**本文**
= = = = =

こんな見方もあったのか、板尾創路と行定勲が語る演劇評
『関西演劇祭』のフェスティバル・ディレクターを務める板尾創路が、「関西の演劇って、実際どうなん?」を探っていく対談連載。最終回となる第5回は「演劇を観る」ことにフォーカスし、同演劇祭の審査員のひとり・行定勲監督を交えて話を訊いた。
取材・文/吉永美和子
演劇には独特の鑑賞の仕方があると思われがちで、気おくれする人も多いはず。そこで今回は、熱心な演劇ファンでもある映画監督&演出家の行定監督とともに映画やお笑いとの比較をまじえて、さまざまな視点で語りあった。
「良い台詞があると『いい脚本だなあ』と思う」(行定勲)

= = = = =

**指示**
1. 本文に出てくる人名を、重複を除いてすべて挙げなさい。
2. 本文のうち「こんな見方もあったのか、板尾創路と行定勲が語る演劇評」で始まり「さまざまな視点で語りあった。」まで続く部分を、「映画監督」を「映画作家」に更新して書き直しなさい。

**抽出した行**
= = = = =

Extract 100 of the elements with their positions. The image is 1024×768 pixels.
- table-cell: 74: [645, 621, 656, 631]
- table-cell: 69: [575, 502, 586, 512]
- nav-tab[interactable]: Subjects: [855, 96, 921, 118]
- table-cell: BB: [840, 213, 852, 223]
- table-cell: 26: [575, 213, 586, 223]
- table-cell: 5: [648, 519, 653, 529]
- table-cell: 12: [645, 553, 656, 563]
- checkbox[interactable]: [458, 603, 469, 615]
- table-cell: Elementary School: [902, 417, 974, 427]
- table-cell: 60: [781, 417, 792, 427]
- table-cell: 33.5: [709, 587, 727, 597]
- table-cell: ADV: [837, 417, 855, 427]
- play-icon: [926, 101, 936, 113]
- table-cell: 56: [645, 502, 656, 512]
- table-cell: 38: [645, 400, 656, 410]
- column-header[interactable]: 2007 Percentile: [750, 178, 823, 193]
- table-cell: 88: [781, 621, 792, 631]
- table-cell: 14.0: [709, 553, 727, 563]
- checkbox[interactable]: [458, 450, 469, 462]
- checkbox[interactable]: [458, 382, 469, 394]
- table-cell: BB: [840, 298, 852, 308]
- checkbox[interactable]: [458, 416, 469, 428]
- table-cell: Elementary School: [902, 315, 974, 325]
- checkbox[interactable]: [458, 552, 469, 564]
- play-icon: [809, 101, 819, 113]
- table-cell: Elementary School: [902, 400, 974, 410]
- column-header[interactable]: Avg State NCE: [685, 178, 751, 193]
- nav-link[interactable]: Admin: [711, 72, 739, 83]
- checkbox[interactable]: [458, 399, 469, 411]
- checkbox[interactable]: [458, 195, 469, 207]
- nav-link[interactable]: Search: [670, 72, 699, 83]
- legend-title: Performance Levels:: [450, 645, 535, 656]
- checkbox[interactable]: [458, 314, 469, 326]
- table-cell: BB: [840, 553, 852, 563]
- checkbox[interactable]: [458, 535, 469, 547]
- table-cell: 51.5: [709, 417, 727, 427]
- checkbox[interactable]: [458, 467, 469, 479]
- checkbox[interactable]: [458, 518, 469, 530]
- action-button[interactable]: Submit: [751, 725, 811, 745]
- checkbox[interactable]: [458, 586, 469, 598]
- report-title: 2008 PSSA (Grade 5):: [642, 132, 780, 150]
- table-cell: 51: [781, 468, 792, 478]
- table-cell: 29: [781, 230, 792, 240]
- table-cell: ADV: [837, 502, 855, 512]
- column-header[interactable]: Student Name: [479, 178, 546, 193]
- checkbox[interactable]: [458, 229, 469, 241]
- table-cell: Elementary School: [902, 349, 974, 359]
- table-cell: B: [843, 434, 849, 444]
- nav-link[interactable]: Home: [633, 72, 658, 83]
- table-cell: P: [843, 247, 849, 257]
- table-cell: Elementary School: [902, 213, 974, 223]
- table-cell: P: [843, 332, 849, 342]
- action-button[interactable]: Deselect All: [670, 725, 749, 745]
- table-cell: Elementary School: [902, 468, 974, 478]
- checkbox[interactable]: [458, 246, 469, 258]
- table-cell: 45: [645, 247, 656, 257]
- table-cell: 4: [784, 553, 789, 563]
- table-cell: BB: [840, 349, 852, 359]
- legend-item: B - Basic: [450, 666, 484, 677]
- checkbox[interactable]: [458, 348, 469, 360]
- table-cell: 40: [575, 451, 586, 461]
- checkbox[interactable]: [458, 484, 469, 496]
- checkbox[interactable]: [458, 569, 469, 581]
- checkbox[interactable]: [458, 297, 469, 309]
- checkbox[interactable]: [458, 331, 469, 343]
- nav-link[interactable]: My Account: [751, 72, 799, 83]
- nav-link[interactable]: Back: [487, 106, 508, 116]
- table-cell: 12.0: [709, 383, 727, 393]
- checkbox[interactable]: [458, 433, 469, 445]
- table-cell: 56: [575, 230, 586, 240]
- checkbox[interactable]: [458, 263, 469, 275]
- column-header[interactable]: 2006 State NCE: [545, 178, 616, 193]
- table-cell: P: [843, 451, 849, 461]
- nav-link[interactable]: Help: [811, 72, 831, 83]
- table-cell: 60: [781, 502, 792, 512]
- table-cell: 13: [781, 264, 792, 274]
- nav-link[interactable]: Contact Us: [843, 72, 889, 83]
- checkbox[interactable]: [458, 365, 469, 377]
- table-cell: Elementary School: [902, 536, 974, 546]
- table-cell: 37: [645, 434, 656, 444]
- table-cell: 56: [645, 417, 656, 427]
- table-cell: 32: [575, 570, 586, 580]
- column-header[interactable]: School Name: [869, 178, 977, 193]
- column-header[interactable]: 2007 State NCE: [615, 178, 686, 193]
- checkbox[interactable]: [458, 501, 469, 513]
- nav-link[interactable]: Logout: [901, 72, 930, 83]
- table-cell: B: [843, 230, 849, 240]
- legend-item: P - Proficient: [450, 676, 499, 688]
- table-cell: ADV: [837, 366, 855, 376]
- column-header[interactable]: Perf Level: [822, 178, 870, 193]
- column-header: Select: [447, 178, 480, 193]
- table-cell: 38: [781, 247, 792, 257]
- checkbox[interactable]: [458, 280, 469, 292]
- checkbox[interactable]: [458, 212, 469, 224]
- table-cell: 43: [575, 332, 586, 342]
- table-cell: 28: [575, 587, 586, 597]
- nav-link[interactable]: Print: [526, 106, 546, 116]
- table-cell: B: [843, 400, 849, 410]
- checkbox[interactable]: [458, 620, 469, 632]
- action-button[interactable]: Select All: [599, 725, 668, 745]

= = = = =

**解答**
1. 板尾創路、行定勲、吉永美和子

2.
こんな見方もあったのか、板尾創路と行定勲が語る演劇評
『関西演劇祭』のフェスティバル・ディレクターを務める板尾創路が、「関西の演劇って、実際どうなん?」を探っていく対談連載。最終回となる第5回は「演劇を観る」ことにフォーカスし、同演劇祭の審査員のひとり・行定勲監督を交えて話を訊いた。
取材・文/吉永美和子
演劇には独特の鑑賞の仕方があると思われがちで、気おくれする人も多いはず。そこで今回は、熱心な演劇ファンでもある映画作家&演出家の行定監督とともに映画やお笑いとの比較をまじえて、さまざまな視点で語りあった。